------ 提供レコード

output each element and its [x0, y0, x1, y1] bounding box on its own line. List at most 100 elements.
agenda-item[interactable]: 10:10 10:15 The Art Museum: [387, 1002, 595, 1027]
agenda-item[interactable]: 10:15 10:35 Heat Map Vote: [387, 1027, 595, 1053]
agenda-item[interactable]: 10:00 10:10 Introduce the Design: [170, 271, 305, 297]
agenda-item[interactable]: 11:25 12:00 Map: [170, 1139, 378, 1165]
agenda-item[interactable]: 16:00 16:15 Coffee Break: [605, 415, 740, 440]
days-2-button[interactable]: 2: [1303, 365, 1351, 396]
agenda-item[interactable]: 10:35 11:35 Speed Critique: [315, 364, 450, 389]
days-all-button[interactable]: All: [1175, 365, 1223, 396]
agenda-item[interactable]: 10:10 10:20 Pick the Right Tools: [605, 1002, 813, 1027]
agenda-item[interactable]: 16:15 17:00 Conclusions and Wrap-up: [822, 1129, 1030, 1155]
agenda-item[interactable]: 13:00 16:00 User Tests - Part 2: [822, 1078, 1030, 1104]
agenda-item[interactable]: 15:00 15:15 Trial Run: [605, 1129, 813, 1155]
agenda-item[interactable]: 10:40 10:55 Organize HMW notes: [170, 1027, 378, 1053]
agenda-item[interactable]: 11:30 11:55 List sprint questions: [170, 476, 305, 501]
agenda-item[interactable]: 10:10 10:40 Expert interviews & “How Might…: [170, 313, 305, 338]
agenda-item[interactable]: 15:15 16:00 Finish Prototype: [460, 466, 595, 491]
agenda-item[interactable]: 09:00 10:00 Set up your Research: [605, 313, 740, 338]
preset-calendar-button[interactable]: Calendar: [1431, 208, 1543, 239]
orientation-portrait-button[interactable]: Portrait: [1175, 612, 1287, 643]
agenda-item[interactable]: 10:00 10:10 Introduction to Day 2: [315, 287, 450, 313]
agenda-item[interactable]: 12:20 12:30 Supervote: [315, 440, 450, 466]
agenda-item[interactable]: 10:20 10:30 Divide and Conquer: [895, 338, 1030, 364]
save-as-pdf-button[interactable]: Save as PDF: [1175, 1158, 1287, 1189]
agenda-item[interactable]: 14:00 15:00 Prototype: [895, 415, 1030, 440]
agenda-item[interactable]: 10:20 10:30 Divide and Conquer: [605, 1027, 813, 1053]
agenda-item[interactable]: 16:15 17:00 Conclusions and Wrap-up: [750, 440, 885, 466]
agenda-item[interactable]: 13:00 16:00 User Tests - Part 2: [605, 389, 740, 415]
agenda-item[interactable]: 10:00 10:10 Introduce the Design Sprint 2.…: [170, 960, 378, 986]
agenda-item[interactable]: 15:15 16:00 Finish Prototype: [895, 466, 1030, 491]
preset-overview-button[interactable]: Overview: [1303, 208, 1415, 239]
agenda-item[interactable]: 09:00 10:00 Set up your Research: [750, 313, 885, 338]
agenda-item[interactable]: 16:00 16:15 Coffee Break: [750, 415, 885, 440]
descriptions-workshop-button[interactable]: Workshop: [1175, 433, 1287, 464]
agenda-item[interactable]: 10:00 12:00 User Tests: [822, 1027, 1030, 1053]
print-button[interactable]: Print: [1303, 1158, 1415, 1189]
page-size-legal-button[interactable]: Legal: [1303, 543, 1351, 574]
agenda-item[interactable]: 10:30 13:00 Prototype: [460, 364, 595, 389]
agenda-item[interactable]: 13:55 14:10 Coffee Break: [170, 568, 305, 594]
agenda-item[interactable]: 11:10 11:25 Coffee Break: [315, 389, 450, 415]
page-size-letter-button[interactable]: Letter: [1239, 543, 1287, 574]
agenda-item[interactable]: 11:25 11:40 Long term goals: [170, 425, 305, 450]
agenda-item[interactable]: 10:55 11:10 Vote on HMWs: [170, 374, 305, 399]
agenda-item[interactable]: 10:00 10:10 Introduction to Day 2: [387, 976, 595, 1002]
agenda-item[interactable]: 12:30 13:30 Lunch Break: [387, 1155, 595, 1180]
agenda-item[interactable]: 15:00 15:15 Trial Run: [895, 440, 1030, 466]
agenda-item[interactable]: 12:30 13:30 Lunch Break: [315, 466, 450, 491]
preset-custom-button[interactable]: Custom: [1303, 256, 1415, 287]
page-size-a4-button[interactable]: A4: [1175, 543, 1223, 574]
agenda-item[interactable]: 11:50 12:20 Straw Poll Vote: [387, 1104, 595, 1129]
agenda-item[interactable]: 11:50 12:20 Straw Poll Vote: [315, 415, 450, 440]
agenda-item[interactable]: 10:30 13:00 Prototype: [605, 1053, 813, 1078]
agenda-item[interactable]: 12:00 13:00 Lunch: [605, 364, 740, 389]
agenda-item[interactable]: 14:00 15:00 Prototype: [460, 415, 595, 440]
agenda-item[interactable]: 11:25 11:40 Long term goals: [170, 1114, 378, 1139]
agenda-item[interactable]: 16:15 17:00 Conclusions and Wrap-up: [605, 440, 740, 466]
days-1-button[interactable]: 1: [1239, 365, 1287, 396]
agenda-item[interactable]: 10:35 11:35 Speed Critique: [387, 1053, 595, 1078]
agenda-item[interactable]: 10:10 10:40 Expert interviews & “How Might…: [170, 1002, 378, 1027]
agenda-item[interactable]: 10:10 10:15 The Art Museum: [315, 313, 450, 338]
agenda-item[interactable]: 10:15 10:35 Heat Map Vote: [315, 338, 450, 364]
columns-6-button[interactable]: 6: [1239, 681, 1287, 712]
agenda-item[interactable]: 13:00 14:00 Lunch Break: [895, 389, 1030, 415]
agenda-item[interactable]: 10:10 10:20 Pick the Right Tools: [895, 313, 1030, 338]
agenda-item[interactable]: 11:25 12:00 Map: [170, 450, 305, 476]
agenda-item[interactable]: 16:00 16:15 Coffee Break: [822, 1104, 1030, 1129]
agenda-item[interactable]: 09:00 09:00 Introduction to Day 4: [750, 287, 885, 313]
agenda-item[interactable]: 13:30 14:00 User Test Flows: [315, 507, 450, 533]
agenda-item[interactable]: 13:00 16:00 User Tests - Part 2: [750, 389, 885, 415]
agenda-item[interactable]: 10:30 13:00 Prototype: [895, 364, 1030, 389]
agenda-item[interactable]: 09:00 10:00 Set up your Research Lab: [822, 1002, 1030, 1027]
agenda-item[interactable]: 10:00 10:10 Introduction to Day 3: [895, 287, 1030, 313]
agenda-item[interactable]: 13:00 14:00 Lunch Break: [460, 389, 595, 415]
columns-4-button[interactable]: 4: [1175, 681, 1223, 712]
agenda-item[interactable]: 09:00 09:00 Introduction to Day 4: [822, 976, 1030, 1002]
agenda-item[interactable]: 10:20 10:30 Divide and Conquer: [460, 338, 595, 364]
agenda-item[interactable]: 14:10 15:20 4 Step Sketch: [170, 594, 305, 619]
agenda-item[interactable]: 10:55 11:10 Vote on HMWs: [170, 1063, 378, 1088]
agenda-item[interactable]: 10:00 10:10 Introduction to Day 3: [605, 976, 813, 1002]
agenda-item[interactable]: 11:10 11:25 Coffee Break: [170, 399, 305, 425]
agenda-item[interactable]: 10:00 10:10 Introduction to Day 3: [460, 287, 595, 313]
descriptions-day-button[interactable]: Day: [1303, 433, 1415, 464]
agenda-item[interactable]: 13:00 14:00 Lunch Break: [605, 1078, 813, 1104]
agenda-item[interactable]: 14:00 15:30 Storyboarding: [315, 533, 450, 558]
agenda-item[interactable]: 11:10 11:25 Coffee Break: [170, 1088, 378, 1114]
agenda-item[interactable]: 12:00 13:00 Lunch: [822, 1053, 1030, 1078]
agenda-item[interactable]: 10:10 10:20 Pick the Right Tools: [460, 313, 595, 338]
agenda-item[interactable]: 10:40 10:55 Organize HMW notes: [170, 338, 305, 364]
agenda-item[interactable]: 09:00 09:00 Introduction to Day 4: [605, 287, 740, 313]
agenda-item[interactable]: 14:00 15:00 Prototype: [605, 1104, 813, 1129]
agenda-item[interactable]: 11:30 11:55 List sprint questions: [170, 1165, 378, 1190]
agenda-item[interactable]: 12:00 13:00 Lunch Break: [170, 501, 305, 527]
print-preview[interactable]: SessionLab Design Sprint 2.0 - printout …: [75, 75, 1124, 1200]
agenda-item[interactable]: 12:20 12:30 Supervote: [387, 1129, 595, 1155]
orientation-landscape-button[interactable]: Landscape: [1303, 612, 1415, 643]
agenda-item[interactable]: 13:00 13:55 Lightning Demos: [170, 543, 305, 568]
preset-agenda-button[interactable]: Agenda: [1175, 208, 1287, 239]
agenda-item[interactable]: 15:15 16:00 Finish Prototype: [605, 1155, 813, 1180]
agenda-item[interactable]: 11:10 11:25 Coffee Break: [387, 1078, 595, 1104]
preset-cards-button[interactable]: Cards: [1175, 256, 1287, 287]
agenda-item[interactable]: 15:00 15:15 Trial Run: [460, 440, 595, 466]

------------

--- 実行タスク ---
レコードの先頭から「364, 450, 389]」を含む行まで、両端の行を含めて一字一句変えずに出力してください。

--- 回答 ---
output each element and its [x0, y0, x1, y1] bounding box on its own line. List at most 100 elements.
agenda-item[interactable]: 10:10 10:15 The Art Museum: [387, 1002, 595, 1027]
agenda-item[interactable]: 10:15 10:35 Heat Map Vote: [387, 1027, 595, 1053]
agenda-item[interactable]: 10:00 10:10 Introduce the Design: [170, 271, 305, 297]
agenda-item[interactable]: 11:25 12:00 Map: [170, 1139, 378, 1165]
agenda-item[interactable]: 16:00 16:15 Coffee Break: [605, 415, 740, 440]
days-2-button[interactable]: 2: [1303, 365, 1351, 396]
agenda-item[interactable]: 10:35 11:35 Speed Critique: [315, 364, 450, 389]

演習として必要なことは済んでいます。